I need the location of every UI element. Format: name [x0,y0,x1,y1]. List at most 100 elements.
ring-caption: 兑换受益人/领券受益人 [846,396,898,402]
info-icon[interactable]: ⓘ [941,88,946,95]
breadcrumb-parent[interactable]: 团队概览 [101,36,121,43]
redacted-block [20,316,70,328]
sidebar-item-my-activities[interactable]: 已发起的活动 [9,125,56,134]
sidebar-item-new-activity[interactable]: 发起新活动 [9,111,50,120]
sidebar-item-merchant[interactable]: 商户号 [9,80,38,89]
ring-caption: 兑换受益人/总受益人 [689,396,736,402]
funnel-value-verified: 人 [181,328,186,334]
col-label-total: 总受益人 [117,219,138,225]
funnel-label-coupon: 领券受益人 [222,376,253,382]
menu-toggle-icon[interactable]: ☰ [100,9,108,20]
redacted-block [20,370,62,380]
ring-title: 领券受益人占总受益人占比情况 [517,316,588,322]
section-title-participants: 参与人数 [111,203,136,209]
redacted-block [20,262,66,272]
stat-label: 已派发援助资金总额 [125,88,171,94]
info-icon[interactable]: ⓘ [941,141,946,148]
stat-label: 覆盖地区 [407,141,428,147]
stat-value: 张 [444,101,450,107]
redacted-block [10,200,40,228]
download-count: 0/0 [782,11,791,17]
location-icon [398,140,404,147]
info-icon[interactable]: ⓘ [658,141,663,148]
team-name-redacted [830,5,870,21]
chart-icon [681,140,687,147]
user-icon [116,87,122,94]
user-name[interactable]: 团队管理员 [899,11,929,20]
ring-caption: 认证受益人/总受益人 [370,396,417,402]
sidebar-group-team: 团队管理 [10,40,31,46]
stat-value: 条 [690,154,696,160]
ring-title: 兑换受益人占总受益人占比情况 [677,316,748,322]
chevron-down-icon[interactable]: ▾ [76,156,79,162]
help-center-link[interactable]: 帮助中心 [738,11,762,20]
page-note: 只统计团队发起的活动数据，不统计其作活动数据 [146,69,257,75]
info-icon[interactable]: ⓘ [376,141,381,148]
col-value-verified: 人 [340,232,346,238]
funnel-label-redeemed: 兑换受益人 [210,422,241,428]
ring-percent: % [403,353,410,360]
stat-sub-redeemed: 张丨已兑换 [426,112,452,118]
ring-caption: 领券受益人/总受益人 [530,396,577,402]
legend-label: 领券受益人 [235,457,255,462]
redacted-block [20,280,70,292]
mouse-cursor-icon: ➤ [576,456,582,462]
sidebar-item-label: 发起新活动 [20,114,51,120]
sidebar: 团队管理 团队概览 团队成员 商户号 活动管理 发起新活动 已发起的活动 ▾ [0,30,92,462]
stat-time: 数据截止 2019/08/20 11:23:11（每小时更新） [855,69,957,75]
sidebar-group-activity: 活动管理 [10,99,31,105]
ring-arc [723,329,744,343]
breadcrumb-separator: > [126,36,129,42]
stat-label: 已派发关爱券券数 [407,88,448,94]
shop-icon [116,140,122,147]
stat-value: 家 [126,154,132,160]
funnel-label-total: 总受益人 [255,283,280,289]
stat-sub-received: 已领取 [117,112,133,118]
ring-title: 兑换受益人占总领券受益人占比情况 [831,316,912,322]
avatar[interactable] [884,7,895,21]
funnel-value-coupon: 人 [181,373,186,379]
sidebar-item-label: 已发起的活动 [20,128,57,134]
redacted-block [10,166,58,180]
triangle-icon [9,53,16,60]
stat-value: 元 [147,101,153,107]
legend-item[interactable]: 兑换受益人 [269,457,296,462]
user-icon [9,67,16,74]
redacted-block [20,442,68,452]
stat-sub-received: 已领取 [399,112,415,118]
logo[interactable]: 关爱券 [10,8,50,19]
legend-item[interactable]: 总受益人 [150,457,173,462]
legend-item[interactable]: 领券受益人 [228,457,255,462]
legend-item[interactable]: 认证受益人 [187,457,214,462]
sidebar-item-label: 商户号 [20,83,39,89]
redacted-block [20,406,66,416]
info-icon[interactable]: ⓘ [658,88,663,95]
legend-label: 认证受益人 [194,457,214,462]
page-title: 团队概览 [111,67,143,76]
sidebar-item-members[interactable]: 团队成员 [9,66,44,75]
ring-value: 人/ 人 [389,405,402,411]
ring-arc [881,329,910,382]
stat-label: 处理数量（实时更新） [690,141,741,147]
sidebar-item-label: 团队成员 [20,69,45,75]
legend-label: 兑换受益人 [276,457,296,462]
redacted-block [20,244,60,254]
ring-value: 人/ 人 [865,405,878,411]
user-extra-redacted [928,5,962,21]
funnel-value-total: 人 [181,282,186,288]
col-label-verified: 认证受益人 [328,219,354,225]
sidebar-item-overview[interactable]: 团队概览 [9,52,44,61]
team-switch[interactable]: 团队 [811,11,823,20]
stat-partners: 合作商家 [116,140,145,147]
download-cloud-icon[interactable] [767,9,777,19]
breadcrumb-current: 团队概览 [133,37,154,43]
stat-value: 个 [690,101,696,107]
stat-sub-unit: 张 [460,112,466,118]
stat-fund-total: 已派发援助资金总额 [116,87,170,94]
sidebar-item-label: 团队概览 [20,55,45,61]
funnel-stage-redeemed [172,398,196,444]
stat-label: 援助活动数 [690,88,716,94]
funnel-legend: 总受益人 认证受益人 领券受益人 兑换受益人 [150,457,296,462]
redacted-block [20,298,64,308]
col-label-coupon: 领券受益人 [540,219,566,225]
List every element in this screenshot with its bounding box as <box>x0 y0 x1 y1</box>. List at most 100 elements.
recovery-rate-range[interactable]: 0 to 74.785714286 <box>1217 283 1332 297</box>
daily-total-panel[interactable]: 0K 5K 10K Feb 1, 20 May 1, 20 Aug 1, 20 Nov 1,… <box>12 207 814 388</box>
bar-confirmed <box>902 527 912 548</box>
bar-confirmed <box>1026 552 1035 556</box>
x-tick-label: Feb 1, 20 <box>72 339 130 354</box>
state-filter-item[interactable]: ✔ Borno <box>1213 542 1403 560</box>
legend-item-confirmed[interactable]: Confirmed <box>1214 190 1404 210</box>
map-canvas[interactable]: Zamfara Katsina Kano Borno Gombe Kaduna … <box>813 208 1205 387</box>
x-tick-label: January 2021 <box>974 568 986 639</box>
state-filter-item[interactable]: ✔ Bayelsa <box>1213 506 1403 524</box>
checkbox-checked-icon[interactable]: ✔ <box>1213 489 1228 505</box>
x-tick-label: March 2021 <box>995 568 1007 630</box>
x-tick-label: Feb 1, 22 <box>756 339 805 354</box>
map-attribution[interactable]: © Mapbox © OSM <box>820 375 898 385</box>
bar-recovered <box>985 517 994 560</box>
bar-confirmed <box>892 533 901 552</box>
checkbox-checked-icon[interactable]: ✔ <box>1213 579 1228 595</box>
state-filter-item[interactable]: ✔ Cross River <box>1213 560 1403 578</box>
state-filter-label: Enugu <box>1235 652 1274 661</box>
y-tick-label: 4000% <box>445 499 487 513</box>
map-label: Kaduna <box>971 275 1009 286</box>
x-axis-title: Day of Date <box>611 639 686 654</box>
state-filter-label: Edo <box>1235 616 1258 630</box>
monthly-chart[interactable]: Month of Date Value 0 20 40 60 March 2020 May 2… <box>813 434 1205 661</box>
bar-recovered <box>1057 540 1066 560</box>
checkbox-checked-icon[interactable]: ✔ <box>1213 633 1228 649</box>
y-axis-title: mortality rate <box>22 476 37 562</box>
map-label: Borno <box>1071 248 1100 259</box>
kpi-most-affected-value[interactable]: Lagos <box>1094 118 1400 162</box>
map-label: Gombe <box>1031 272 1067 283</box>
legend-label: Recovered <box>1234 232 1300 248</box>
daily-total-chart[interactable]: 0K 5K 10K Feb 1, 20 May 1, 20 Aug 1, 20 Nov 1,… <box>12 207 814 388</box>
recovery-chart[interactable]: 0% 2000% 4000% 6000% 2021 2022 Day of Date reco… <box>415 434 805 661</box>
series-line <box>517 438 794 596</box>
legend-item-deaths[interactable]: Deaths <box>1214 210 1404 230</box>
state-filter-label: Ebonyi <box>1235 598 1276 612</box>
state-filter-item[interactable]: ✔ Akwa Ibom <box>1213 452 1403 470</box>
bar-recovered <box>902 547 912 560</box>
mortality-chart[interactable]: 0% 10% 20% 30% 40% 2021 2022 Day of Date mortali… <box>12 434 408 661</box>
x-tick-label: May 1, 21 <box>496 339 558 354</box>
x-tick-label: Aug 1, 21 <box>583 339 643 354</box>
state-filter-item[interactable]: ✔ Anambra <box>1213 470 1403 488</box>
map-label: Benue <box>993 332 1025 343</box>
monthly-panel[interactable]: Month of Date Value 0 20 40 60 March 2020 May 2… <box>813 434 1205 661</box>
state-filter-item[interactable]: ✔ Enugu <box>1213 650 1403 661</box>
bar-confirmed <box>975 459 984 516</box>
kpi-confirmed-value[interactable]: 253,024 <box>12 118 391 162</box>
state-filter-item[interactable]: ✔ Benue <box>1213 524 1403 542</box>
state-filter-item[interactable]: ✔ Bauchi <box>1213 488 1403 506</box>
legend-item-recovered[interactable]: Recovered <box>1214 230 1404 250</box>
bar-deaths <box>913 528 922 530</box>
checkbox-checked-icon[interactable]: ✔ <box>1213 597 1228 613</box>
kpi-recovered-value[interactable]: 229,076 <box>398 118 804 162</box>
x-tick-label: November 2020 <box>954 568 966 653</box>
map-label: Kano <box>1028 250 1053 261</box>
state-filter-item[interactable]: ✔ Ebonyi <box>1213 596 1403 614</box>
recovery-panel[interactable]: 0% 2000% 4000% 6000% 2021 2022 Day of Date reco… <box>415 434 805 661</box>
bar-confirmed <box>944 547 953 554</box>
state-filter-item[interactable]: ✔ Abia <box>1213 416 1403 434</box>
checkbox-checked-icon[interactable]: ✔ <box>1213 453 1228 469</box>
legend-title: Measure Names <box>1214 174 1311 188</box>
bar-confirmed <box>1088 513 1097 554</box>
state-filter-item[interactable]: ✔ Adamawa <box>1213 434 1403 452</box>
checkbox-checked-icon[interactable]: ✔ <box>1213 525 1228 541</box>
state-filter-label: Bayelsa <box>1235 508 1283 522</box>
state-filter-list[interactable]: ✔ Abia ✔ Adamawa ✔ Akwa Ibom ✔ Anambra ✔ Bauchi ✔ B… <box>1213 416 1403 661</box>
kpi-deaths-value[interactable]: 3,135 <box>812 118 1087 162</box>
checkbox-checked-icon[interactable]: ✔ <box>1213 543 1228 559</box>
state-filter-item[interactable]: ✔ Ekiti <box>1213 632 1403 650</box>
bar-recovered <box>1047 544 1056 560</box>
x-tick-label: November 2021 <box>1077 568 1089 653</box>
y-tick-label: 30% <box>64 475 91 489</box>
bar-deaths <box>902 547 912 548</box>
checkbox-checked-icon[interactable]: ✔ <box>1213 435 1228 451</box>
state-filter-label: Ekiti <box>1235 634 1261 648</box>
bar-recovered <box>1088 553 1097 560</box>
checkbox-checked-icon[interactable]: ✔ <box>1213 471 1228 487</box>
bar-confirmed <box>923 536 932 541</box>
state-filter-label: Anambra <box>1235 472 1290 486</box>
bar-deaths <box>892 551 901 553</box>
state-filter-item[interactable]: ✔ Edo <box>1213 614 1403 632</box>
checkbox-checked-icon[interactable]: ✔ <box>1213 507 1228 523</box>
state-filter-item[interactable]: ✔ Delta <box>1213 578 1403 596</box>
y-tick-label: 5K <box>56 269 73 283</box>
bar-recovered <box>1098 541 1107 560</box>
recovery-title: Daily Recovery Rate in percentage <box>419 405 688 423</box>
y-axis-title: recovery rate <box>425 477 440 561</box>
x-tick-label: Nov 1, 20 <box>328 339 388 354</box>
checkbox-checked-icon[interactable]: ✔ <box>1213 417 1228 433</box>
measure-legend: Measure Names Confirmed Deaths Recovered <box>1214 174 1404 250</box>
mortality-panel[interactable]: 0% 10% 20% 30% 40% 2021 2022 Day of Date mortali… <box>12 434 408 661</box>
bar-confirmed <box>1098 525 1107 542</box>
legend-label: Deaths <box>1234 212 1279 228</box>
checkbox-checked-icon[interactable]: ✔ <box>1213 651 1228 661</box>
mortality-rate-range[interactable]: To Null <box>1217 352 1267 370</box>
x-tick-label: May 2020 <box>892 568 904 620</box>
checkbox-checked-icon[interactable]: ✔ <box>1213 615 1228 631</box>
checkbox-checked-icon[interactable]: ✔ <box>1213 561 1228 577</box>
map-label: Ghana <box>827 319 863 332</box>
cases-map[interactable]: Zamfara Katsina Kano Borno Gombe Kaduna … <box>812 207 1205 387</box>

━━━━━━━━━━━━━━━━━━━━

- Required work -
List each line in the records above that contains the string "redacted".

- Reply -
redacted-block [20,316,70,328]
redacted-block [20,370,62,380]
redacted-block [20,262,66,272]
redacted-block [10,200,40,228]
team-name-redacted [830,5,870,21]
redacted-block [20,280,70,292]
redacted-block [10,166,58,180]
redacted-block [20,442,68,452]
redacted-block [20,406,66,416]
redacted-block [20,244,60,254]
user-extra-redacted [928,5,962,21]
redacted-block [20,298,64,308]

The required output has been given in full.